__Short problem__.
Gather, from the data below, each line in which the word "Parcourir" occurs.

(Stored data)
==========

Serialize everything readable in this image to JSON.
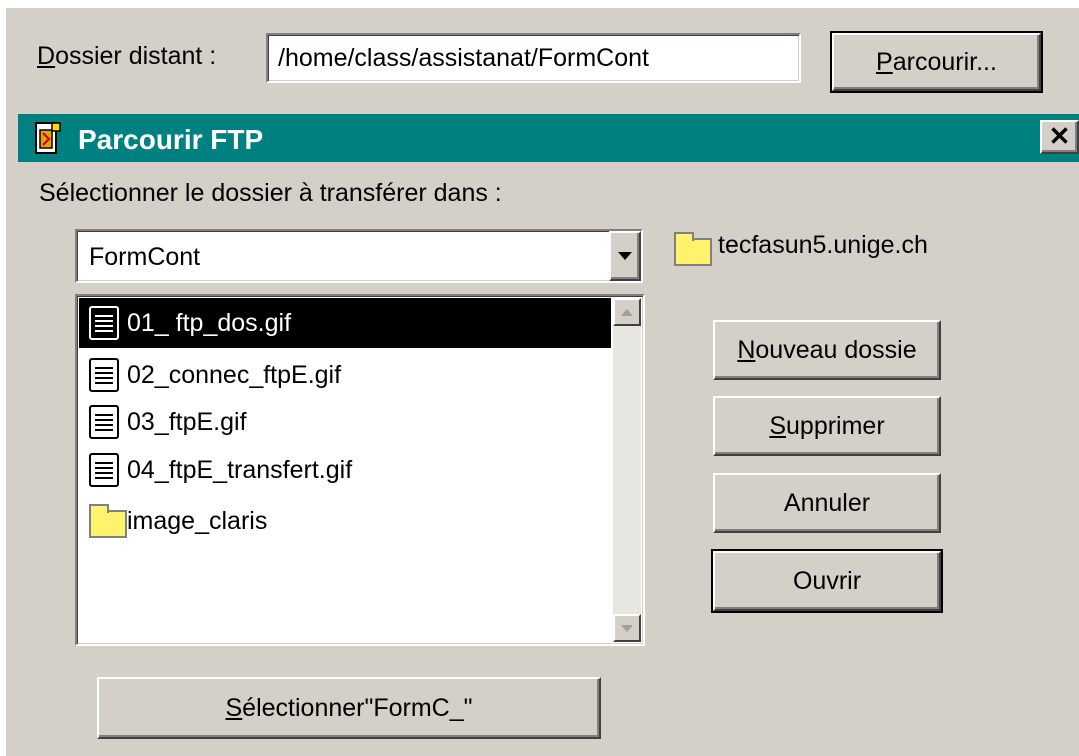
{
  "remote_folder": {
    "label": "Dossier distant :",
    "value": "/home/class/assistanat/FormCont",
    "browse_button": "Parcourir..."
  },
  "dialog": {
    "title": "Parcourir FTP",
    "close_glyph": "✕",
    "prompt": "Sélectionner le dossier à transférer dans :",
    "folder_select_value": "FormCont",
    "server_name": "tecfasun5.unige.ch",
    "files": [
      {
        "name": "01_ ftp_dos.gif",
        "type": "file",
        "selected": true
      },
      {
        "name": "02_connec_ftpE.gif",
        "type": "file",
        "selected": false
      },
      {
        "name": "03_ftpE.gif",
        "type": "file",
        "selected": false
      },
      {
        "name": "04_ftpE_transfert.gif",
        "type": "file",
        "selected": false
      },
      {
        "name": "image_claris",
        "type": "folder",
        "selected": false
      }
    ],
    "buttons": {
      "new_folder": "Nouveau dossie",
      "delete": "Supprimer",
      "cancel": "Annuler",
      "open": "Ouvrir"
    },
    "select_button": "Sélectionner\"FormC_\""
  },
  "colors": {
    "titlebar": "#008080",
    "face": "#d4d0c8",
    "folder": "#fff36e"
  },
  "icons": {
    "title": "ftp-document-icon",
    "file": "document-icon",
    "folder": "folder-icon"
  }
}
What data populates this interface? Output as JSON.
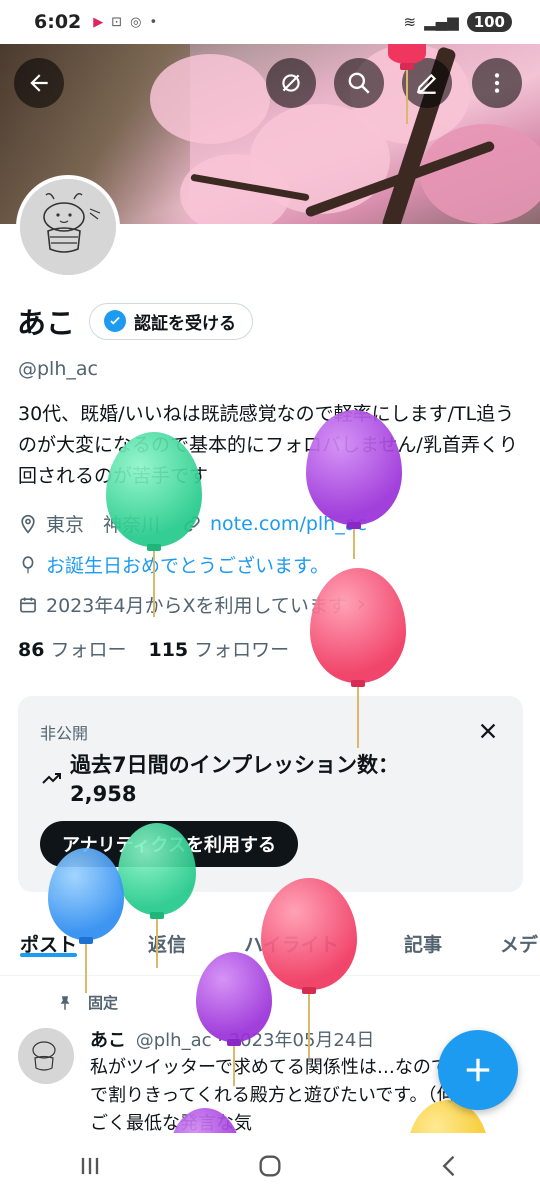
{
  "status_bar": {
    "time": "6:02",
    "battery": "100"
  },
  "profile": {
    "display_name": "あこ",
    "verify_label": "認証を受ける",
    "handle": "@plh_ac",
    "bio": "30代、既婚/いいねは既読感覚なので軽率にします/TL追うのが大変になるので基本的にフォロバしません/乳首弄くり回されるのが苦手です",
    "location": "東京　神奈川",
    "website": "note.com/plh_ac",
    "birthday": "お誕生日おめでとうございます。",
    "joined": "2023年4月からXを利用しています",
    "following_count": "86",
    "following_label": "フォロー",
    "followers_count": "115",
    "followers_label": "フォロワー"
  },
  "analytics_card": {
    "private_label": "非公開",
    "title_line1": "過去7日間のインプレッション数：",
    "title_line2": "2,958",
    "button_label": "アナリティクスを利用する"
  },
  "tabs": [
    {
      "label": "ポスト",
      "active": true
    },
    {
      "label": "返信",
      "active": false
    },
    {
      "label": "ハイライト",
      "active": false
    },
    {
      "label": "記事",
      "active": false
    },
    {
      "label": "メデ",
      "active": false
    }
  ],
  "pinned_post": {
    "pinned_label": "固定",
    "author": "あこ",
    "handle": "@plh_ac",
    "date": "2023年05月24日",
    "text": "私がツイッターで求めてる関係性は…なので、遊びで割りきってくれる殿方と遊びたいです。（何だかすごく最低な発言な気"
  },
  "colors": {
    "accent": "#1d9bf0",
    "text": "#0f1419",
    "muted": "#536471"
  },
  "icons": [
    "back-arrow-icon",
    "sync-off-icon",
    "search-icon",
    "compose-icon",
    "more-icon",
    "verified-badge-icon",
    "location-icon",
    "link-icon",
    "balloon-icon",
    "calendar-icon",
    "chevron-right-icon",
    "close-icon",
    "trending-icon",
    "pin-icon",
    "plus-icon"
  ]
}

==========

__Answer to this exercise__.
    "browse_button": "Parcourir..."
    "title": "Parcourir FTP",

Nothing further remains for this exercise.